— What is asked —
The entries below contain pictures. Retype everything except those pictures, exactly as given.

Begin Entries

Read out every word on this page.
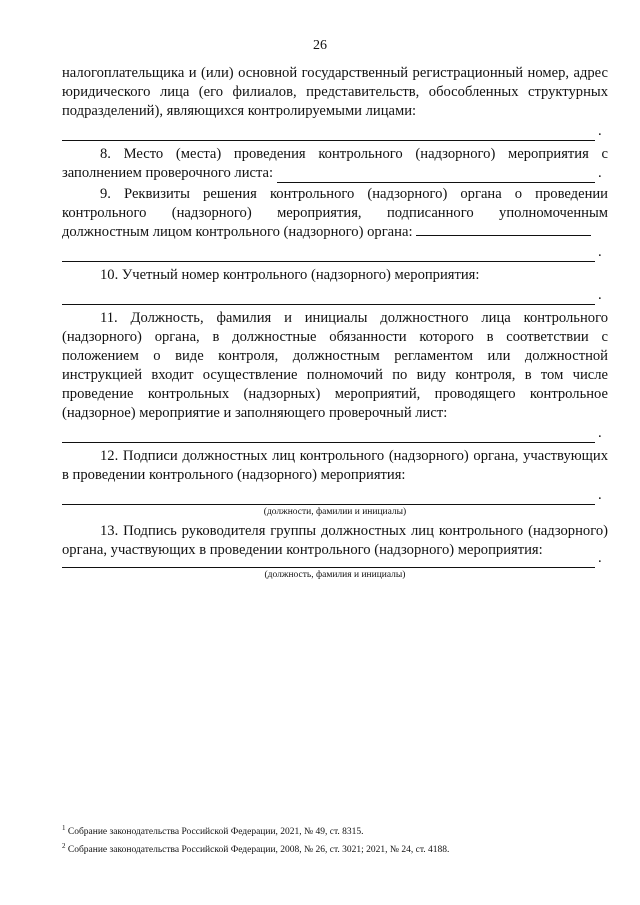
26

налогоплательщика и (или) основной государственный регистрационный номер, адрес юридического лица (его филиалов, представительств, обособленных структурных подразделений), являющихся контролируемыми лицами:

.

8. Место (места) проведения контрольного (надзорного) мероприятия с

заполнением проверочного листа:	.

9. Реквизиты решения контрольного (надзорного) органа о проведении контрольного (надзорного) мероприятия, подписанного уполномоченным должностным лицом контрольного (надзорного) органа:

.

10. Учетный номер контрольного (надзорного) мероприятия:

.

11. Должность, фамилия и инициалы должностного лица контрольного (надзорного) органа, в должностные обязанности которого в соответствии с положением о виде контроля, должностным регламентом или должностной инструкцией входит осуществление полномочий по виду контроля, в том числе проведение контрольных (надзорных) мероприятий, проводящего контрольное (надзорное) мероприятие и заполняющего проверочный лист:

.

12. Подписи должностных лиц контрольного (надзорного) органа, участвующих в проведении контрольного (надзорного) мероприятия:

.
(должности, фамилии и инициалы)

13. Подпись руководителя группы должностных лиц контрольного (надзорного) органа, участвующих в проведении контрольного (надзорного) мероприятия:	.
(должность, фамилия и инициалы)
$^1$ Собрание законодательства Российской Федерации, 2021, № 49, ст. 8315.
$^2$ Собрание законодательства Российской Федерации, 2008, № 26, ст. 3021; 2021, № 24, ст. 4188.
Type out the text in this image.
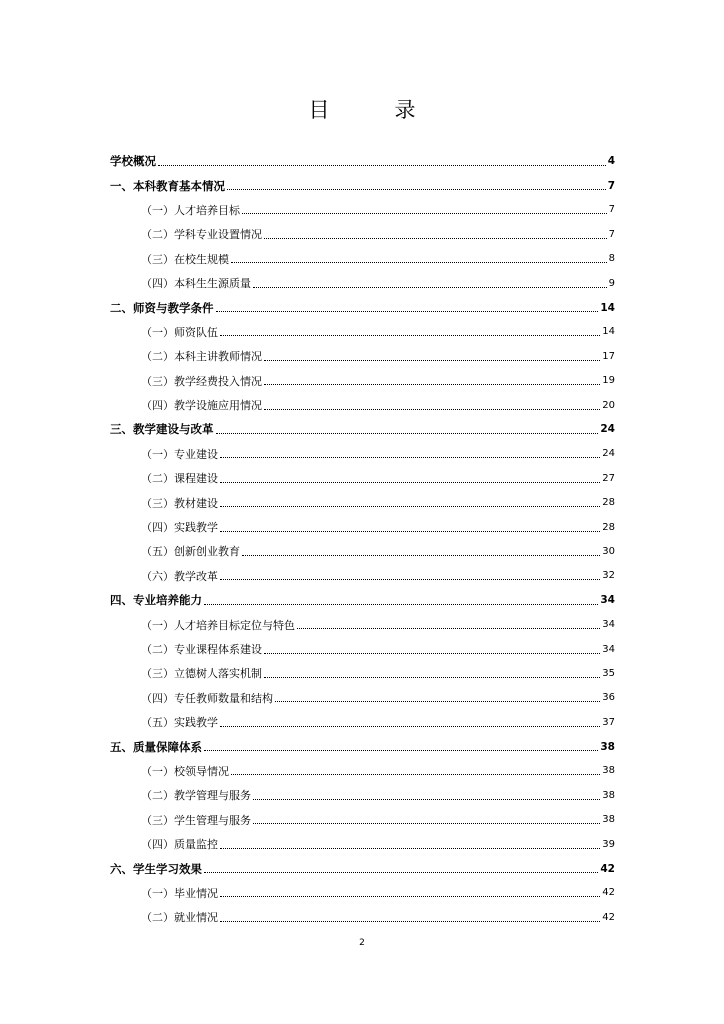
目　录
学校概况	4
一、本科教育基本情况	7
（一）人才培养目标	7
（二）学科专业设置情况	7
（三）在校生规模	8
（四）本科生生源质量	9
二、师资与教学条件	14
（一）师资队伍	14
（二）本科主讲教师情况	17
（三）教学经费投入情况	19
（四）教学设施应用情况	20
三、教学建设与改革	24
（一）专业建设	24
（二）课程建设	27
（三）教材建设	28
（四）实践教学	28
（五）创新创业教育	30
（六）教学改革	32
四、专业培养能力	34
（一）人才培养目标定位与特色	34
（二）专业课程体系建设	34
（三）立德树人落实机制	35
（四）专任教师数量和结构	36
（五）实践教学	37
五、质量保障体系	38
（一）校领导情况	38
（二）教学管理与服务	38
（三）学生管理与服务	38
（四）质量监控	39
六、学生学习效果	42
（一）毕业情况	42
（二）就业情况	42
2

End Entries

— Task answer —
Read out every word on this page.
26

налогоплательщика и (или) основной государственный регистрационный номер, адрес юридического лица (его филиалов, представительств, обособленных структурных подразделений), являющихся контролируемыми лицами:

.

8. Место (места) проведения контрольного (надзорного) мероприятия с

заполнением проверочного листа:	.

9. Реквизиты решения контрольного (надзорного) органа о проведении контрольного (надзорного) мероприятия, подписанного уполномоченным должностным лицом контрольного (надзорного) органа:

.

10. Учетный номер контрольного (надзорного) мероприятия:

.

11. Должность, фамилия и инициалы должностного лица контрольного (надзорного) органа, в должностные обязанности которого в соответствии с положением о виде контроля, должностным регламентом или должностной инструкцией входит осуществление полномочий по виду контроля, в том числе проведение контрольных (надзорных) мероприятий, проводящего контрольное (надзорное) мероприятие и заполняющего проверочный лист:

.

12. Подписи должностных лиц контрольного (надзорного) органа, участвующих в проведении контрольного (надзорного) мероприятия:

.
(должности, фамилии и инициалы)

13. Подпись руководителя группы должностных лиц контрольного (надзорного) органа, участвующих в проведении контрольного (надзорного) мероприятия:	.
(должность, фамилия и инициалы)
$^1$ Собрание законодательства Российской Федерации, 2021, № 49, ст. 8315.
$^2$ Собрание законодательства Российской Федерации, 2008, № 26, ст. 3021; 2021, № 24, ст. 4188.
Type out the text in this image.
目　录
学校概况	4
一、本科教育基本情况	7
（一）人才培养目标	7
（二）学科专业设置情况	7
（三）在校生规模	8
（四）本科生生源质量	9
二、师资与教学条件	14
（一）师资队伍	14
（二）本科主讲教师情况	17
（三）教学经费投入情况	19
（四）教学设施应用情况	20
三、教学建设与改革	24
（一）专业建设	24
（二）课程建设	27
（三）教材建设	28
（四）实践教学	28
（五）创新创业教育	30
（六）教学改革	32
四、专业培养能力	34
（一）人才培养目标定位与特色	34
（二）专业课程体系建设	34
（三）立德树人落实机制	35
（四）专任教师数量和结构	36
（五）实践教学	37
五、质量保障体系	38
（一）校领导情况	38
（二）教学管理与服务	38
（三）学生管理与服务	38
（四）质量监控	39
六、学生学习效果	42
（一）毕业情况	42
（二）就业情况	42
2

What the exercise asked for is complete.